What the task asks: Reproduce all of the data exactly, with no line skipped.

= = = = = = =

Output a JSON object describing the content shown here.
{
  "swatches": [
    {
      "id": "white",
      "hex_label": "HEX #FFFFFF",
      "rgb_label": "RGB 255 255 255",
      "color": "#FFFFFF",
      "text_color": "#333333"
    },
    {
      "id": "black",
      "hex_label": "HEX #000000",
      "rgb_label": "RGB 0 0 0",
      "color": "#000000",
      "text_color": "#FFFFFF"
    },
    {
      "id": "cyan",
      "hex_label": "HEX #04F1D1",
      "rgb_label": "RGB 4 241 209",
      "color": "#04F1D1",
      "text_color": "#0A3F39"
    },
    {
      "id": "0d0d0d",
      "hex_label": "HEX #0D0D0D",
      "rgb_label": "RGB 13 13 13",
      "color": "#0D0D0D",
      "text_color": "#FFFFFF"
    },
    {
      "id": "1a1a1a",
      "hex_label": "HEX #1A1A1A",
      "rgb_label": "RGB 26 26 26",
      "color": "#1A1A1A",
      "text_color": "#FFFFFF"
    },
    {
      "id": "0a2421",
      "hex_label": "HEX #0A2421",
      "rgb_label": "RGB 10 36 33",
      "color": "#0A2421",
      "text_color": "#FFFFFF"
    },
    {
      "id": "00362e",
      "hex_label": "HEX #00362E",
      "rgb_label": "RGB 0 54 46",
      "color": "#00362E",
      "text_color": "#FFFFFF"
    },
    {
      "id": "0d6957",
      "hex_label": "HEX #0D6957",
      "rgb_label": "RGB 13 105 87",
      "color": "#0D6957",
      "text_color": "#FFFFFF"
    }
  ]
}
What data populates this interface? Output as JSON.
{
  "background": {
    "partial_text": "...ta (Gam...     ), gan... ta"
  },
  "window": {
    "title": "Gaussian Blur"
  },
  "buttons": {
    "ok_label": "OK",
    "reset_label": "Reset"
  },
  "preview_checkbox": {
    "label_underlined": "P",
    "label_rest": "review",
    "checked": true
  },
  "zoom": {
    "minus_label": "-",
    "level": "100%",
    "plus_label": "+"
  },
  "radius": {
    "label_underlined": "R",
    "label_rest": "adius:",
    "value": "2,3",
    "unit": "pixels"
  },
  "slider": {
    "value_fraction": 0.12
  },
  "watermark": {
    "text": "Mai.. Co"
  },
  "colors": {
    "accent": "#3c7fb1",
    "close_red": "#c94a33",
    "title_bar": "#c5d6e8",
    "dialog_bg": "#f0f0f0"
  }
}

= = = = = = =

Completed exercise:
Output a JSON object describing the content shown here.
{
  "swatches": [
    {
      "id": "white",
      "hex_label": "HEX #FFFFFF",
      "rgb_label": "RGB 255 255 255",
      "color": "#FFFFFF",
      "text_color": "#333333"
    },
    {
      "id": "black",
      "hex_label": "HEX #000000",
      "rgb_label": "RGB 0 0 0",
      "color": "#000000",
      "text_color": "#FFFFFF"
    },
    {
      "id": "cyan",
      "hex_label": "HEX #04F1D1",
      "rgb_label": "RGB 4 241 209",
      "color": "#04F1D1",
      "text_color": "#0A3F39"
    },
    {
      "id": "0d0d0d",
      "hex_label": "HEX #0D0D0D",
      "rgb_label": "RGB 13 13 13",
      "color": "#0D0D0D",
      "text_color": "#FFFFFF"
    },
    {
      "id": "1a1a1a",
      "hex_label": "HEX #1A1A1A",
      "rgb_label": "RGB 26 26 26",
      "color": "#1A1A1A",
      "text_color": "#FFFFFF"
    },
    {
      "id": "0a2421",
      "hex_label": "HEX #0A2421",
      "rgb_label": "RGB 10 36 33",
      "color": "#0A2421",
      "text_color": "#FFFFFF"
    },
    {
      "id": "00362e",
      "hex_label": "HEX #00362E",
      "rgb_label": "RGB 0 54 46",
      "color": "#00362E",
      "text_color": "#FFFFFF"
    },
    {
      "id": "0d6957",
      "hex_label": "HEX #0D6957",
      "rgb_label": "RGB 13 105 87",
      "color": "#0D6957",
      "text_color": "#FFFFFF"
    }
  ]
}
What data populates this interface? Output as JSON.
{
  "background": {
    "partial_text": "...ta (Gam...     ), gan... ta"
  },
  "window": {
    "title": "Gaussian Blur"
  },
  "buttons": {
    "ok_label": "OK",
    "reset_label": "Reset"
  },
  "preview_checkbox": {
    "label_underlined": "P",
    "label_rest": "review",
    "checked": true
  },
  "zoom": {
    "minus_label": "-",
    "level": "100%",
    "plus_label": "+"
  },
  "radius": {
    "label_underlined": "R",
    "label_rest": "adius:",
    "value": "2,3",
    "unit": "pixels"
  },
  "slider": {
    "value_fraction": 0.12
  },
  "watermark": {
    "text": "Mai.. Co"
  },
  "colors": {
    "accent": "#3c7fb1",
    "close_red": "#c94a33",
    "title_bar": "#c5d6e8",
    "dialog_bg": "#f0f0f0"
  }
}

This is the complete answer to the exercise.